The largest companies in the history of the world are committing capital to this race at a scale corporate balance sheets have never carried — and they are doing it because of the game theory, not in spite of it. If you believe the frontier compounds — that the leading model pulls away while the runner-up's lead decays — then there can only be one, and no single actor can afford to be the one who under-built. That belief turns restraint into a losing move. Everyone races. Everyone over-procures. Demand for power runs structurally larger than any one company's needs would justify, because each is buying insurance against the others.
On the ground, the same race is fought house by house. Localities fight the substations, the transmission lines, the water draw, and the hit to ratepayers. Interconnection queues stretch for years. Moratoria appear. The megawatt that is strategic in a capital is contested at a zoning hearing.
One thing is constant
Through every level — geopolitical, corporate, local — one variable does not move. Power is the bottleneck. Chips get unstuck as fabs come online. Buildings, cooling, and GPUs can be financed in months. Electricity cannot. It is finite, slow to build, and physically tied to a place. Whoever controls firm, energized power near fiber controls the build-out — regardless of who trains the model.
There is more than one way to win it
How a company secures power is a fault line running through the entire sector, and it is where much of the real risk lives.

════════

What this task involves:
According to the text on the race for power, what one variable stays fixed across the geopolitical, corporate, and local levels? Rely on the text above and nothing else.

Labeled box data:
════════

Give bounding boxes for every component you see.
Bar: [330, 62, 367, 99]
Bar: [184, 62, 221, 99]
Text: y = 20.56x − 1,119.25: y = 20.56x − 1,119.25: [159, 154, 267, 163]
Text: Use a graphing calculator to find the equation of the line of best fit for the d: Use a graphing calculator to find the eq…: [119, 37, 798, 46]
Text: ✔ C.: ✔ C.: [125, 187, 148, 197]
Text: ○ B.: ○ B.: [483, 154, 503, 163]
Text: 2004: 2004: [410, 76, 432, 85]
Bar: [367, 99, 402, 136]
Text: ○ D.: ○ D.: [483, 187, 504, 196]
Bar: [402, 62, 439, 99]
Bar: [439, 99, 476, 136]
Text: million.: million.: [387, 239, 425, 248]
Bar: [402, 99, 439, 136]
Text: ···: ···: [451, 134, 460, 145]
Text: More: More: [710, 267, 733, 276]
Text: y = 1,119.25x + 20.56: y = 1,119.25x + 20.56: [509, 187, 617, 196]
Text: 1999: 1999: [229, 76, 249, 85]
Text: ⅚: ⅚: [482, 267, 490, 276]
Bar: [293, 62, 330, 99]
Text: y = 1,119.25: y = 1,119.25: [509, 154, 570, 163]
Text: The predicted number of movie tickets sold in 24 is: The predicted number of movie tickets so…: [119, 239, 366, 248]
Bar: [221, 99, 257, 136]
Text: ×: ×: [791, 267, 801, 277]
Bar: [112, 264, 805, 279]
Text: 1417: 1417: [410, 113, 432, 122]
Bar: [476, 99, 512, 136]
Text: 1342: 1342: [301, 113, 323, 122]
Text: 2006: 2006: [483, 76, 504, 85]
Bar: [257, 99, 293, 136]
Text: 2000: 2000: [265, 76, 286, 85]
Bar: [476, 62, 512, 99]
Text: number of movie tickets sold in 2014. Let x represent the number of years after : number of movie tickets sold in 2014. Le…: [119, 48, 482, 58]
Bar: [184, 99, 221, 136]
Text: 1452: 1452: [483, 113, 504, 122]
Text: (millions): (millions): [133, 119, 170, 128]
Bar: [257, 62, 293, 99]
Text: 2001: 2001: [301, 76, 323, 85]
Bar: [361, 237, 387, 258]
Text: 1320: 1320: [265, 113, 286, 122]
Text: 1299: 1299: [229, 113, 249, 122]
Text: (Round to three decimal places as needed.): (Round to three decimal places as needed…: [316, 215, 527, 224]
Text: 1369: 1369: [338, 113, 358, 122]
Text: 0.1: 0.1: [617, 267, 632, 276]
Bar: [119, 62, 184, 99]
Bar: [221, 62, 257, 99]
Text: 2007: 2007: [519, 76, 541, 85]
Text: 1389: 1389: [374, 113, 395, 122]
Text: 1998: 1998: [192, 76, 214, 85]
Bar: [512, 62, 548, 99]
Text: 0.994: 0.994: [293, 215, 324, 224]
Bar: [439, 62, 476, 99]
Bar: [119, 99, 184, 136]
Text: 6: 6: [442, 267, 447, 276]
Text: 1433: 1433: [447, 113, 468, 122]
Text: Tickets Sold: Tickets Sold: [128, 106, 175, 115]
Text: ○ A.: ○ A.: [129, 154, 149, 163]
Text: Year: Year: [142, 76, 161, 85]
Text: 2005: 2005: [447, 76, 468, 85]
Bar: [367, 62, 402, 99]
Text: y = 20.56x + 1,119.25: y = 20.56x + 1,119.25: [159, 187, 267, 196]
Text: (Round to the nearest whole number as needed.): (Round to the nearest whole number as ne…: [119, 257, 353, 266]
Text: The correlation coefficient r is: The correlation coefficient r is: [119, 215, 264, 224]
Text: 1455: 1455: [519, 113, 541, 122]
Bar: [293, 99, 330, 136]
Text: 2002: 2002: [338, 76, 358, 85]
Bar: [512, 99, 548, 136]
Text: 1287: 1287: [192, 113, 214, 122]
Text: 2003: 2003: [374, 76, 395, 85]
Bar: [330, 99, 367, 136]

════════

Exercise answer:
Power, which is the bottleneck.